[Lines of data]
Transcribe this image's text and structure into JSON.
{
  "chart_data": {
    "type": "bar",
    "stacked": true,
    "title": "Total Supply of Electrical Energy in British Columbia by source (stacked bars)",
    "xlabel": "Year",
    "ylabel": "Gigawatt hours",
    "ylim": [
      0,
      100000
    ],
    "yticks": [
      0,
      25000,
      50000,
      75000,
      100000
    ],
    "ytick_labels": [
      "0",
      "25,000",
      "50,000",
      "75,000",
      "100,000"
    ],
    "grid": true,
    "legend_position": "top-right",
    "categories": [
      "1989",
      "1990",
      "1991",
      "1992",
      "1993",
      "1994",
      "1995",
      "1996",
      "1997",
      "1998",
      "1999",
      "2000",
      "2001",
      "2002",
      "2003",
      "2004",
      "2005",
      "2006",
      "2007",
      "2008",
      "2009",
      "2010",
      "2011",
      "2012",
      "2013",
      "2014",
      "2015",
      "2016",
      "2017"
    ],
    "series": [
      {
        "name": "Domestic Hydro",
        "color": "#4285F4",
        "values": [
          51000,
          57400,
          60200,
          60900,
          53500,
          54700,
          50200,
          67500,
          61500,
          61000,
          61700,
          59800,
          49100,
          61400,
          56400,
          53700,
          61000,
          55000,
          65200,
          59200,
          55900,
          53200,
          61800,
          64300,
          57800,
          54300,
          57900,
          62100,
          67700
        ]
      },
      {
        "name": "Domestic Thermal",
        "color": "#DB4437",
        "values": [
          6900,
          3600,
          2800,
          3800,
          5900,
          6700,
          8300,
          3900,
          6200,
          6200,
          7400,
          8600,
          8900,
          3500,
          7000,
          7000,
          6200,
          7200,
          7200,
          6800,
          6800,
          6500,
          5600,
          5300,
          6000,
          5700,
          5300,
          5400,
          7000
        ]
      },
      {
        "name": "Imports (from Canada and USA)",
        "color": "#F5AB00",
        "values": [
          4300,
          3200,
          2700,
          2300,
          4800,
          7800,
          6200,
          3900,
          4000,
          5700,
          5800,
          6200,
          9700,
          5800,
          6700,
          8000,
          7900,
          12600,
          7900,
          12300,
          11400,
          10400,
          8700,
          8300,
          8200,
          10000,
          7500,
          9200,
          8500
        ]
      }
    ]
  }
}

EXERCISE REQUIREMENTS:
Repeat the material above in full, quoting it exactly.

ANSWER FOR THE TASK:
Transcribe this image's text and structure into JSON.
{
  "chart_data": {
    "type": "bar",
    "stacked": true,
    "title": "Total Supply of Electrical Energy in British Columbia by source (stacked bars)",
    "xlabel": "Year",
    "ylabel": "Gigawatt hours",
    "ylim": [
      0,
      100000
    ],
    "yticks": [
      0,
      25000,
      50000,
      75000,
      100000
    ],
    "ytick_labels": [
      "0",
      "25,000",
      "50,000",
      "75,000",
      "100,000"
    ],
    "grid": true,
    "legend_position": "top-right",
    "categories": [
      "1989",
      "1990",
      "1991",
      "1992",
      "1993",
      "1994",
      "1995",
      "1996",
      "1997",
      "1998",
      "1999",
      "2000",
      "2001",
      "2002",
      "2003",
      "2004",
      "2005",
      "2006",
      "2007",
      "2008",
      "2009",
      "2010",
      "2011",
      "2012",
      "2013",
      "2014",
      "2015",
      "2016",
      "2017"
    ],
    "series": [
      {
        "name": "Domestic Hydro",
        "color": "#4285F4",
        "values": [
          51000,
          57400,
          60200,
          60900,
          53500,
          54700,
          50200,
          67500,
          61500,
          61000,
          61700,
          59800,
          49100,
          61400,
          56400,
          53700,
          61000,
          55000,
          65200,
          59200,
          55900,
          53200,
          61800,
          64300,
          57800,
          54300,
          57900,
          62100,
          67700
        ]
      },
      {
        "name": "Domestic Thermal",
        "color": "#DB4437",
        "values": [
          6900,
          3600,
          2800,
          3800,
          5900,
          6700,
          8300,
          3900,
          6200,
          6200,
          7400,
          8600,
          8900,
          3500,
          7000,
          7000,
          6200,
          7200,
          7200,
          6800,
          6800,
          6500,
          5600,
          5300,
          6000,
          5700,
          5300,
          5400,
          7000
        ]
      },
      {
        "name": "Imports (from Canada and USA)",
        "color": "#F5AB00",
        "values": [
          4300,
          3200,
          2700,
          2300,
          4800,
          7800,
          6200,
          3900,
          4000,
          5700,
          5800,
          6200,
          9700,
          5800,
          6700,
          8000,
          7900,
          12600,
          7900,
          12300,
          11400,
          10400,
          8700,
          8300,
          8200,
          10000,
          7500,
          9200,
          8500
        ]
      }
    ]
  }
}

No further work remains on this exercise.